- [Trecho do documento]
A vereadora Marielle Franco, assassinada em março de 2018.| Foto: Renan Olaz/CMRJ

A prisão de três pessoas no último domingo, apontadas pela Polícia Federal como os mandantes e o planejador do assassinato da vereadora Marielle Franco e seu motorista, Anderson Gomes, em 2018, mostrou até que ponto o crime organizado já não é mais um “poder paralelo” no Rio de Janeiro: ele já está incrustado nas estruturas institucionais do poder político. Só isso explica que tenham sido presos ninguém menos que um deputado federal, um conselheiro do Tribunal de Contas do Estado do Rio de Janeiro e um ex-chefe da Polícia Civil do estado.

As prisões foram possíveis graças às informações dadas por Ronnie Lessa, ex-PM preso em 2019 e acusado de ser o autor dos disparos. Os irmãos Domingos Brazão (conselheiro do TCE-RJ) e Chiquinho Brazão (deputado federal eleito em 2018 pelo Avante e reeleito em 2022 pelo União Brasil) teriam encomendado o crime por questões fundiárias: milícias na Zona Oeste do Rio promoviam expansão ilegal de loteamentos e tentavam regularizar as propriedades posteriormente por meio de projetos de lei na Câmara Municipal, aos quais Marielle se opunha. Já o delegado Rivaldo Barbosa teria sido o planejador do crime e, dentro da Polícia Civil, garantiria que os verdadeiros responsáveis pelo crime jamais fossem identificados. Para ocultar ainda melhor a trama, Barbosa – que assumiu a chefia da Polícia Civil na véspera do crime – se aproximou da família de Marielle, prometendo empenho nas investigações; sua prisão foi recebida com enorme surpresa pelos familiares e por políticos do PSol, partido da vereadora, como o ex-deputado Marcelo Freixo.

Traficantes e milicianos são, hoje, os verdadeiros governantes do Rio, mas derrotá-los e devolver o território aos cariocas que só desejam levar suas vidas honestamente exigirá muito mais que tudo o que já foi feito até agora

Várias regiões do Rio de Janeiro já haviam se tornado propriedade particular das facções criminosas, que se fortaleceram durante décadas, contando inclusive com a conivência dos poderes constituídos – o ex-governador Leonel Brizola e o Supremo Tribunal Federal estão entre os que simplesmente impediram a polícia de subir os morros e reivindicá-los de volta, condenando os cariocas honestos que vivem nessas favelas a se tornarem eternos reféns dos traficantes. Mais recentemente, as milícias surgiram para disputar espaço com o tráfico, e mesmo antes da elucidação da morte de Marielle já se sabia que elas vinham tendo mais sucesso que as facções criminosas em infiltrar estruturas e órgãos de governo. O crime de que os Brazão e Silveira são acusados é demonstração da audácia dos milicianos e de sua disposição em eliminar qualquer oposição a seus planos.

- [Itens fornecidos]
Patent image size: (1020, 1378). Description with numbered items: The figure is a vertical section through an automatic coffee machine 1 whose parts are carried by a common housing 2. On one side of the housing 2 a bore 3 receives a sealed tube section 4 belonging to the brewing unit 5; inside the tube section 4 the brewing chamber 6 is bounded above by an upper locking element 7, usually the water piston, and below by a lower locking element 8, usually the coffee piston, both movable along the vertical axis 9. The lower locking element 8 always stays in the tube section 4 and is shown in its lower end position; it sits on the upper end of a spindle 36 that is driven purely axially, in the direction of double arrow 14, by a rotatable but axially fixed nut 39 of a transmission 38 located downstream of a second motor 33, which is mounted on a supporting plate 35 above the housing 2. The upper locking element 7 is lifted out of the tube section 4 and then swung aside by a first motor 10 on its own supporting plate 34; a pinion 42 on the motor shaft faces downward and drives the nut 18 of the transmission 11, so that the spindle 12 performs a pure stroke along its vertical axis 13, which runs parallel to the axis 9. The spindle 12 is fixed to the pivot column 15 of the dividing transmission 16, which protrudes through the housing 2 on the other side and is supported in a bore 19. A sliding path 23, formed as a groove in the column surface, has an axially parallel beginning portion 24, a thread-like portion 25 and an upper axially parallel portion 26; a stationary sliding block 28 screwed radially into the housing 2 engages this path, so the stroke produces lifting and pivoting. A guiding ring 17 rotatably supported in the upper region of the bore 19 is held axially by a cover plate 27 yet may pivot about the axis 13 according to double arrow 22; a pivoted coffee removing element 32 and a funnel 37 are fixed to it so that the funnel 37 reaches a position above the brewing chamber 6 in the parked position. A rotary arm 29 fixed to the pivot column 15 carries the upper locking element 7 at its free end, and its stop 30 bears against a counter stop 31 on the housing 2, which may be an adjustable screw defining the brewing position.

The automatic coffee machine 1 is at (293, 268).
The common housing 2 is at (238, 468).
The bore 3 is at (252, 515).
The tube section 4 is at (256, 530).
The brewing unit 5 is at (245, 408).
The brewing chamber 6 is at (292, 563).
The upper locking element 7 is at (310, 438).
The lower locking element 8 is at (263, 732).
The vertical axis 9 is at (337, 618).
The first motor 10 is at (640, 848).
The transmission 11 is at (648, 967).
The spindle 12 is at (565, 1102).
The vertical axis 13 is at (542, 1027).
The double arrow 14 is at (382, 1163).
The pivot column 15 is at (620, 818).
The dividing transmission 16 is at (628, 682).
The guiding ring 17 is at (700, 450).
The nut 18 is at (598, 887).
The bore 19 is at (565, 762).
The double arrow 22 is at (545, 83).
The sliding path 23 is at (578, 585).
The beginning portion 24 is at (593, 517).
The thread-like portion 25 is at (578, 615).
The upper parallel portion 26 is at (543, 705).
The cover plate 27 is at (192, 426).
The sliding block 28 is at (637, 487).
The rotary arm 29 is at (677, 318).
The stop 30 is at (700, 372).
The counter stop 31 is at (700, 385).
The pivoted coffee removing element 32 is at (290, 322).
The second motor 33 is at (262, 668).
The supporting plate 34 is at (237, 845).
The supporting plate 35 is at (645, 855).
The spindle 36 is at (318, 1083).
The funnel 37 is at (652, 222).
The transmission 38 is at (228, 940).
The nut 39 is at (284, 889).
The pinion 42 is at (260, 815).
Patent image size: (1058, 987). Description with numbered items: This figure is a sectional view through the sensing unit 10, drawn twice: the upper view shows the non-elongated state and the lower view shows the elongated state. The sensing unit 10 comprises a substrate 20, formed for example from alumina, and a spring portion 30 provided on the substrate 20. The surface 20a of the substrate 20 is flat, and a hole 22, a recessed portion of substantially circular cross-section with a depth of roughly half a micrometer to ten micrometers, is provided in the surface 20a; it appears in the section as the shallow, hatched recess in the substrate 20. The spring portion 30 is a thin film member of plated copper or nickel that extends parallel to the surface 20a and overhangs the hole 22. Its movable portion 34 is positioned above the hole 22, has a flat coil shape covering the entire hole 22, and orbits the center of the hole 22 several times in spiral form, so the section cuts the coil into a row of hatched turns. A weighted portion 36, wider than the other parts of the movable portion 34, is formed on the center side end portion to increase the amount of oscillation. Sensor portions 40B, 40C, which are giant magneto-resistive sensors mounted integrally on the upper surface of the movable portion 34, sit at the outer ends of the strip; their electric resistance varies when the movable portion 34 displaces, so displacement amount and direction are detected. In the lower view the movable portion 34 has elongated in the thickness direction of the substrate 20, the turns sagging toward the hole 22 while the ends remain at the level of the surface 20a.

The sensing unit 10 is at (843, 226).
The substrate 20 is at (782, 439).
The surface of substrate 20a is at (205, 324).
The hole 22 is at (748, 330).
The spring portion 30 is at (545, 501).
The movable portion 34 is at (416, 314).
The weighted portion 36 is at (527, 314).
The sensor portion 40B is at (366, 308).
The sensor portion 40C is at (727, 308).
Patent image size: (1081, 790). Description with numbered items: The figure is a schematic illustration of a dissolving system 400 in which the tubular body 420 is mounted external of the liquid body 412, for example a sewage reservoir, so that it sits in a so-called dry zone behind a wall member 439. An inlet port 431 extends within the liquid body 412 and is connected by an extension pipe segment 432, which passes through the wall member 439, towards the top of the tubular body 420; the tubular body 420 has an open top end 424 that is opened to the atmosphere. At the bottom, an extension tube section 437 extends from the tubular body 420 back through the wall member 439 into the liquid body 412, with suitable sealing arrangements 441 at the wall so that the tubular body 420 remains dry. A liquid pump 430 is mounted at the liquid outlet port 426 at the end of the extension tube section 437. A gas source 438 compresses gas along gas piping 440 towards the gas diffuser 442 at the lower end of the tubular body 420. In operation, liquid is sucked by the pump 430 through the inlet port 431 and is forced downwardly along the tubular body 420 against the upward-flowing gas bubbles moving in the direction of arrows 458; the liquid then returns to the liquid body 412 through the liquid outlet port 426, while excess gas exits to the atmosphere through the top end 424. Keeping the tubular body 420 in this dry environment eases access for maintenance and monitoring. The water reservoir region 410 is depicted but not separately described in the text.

- [Instruções do exercício]
1 > Reescreva a parte do texto sobre o assassinato de Marielle Franco que se inicia com as palavras "A prisão de" e vai até "Civil do estado.", substituindo "Polícia Federal" por "PF".
2 > De acordo com o texto sobre o assassinato de Marielle Franco, quem é acusado de ser o autor dos disparos?
3 > Como seguiria o texto sobre o assassinato de Marielle Franco depois da última frase? Escreva a continuação.

- [Respostas por tarefa]
1 >
A prisão de três pessoas no último domingo, apontadas pela PF como os mandantes e o planejador do assassinato da vereadora Marielle Franco e seu motorista, Anderson Gomes, em 2018, mostrou até que ponto o crime organizado já não é mais um “poder paralelo” no Rio de Janeiro: ele já está incrustado nas estruturas institucionais do poder político. Só isso explica que tenham sido presos ninguém menos que um deputado federal, um conselheiro do Tribunal de Contas do Estado do Rio de Janeiro e um ex-chefe da Polícia Civil do estado.

2 > Ronnie Lessa, ex-PM preso em 2019.

3 >
A prisão do trio também mostra como a politização de um crime pode atrapalhar sua elucidação. Em sua coluna na Gazeta do Povo, o senador Sergio Moro lembrou que já em 2019 a Polícia Federal tinha indícios de que Domingos Brazão poderia estar ligado ao assassinato de Marielle e Anderson, como resultado de uma investigação iniciada ainda em 2018, no governo de Michel Temer, motivada por suspeitas de obstrução à Justiça. Tanto a família de Marielle quanto políticos de esquerda, no entanto, se opuseram veementente à federalização do caso durante o governo Bolsonaro; a PF só assumiu de vez a apuração do crime em 2023, já com Lula no poder – e é preciso reconhecer que ainda depois disso a mãe de Marielle seguiu contrária à federalização. Nesse ínterim, não faltaram tentativas de associar o próprio Bolsonaro ao crime, e mesmo depois das prisões de domingo a esquerda continuará tentando capitalizar politicamente, já que a nomeação de Silveira como diretor-geral da Polícia Civil fluminense se deu durante a intervenção federal na segurança pública do estado, e o interventor era o general Walter Braga Netto, candidato a vice-presidente na chapa de Bolsonaro em 2022.

O assassinato de Marielle pode ter sido devidamente elucidado, o que é motivo de celebração, mas as investigações não podem terminar por aí; é preciso apurar até que ponto as milícias se apossaram das estruturas de Estado no Rio de Janeiro e as colocaram a serviço do crime. Traficantes e milicianos são, hoje, os verdadeiros governantes do Rio, mas derrotá-los e devolver o território aos cariocas que só desejam levar suas vidas honestamente exigirá muito mais que tudo o que já foi feito até agora.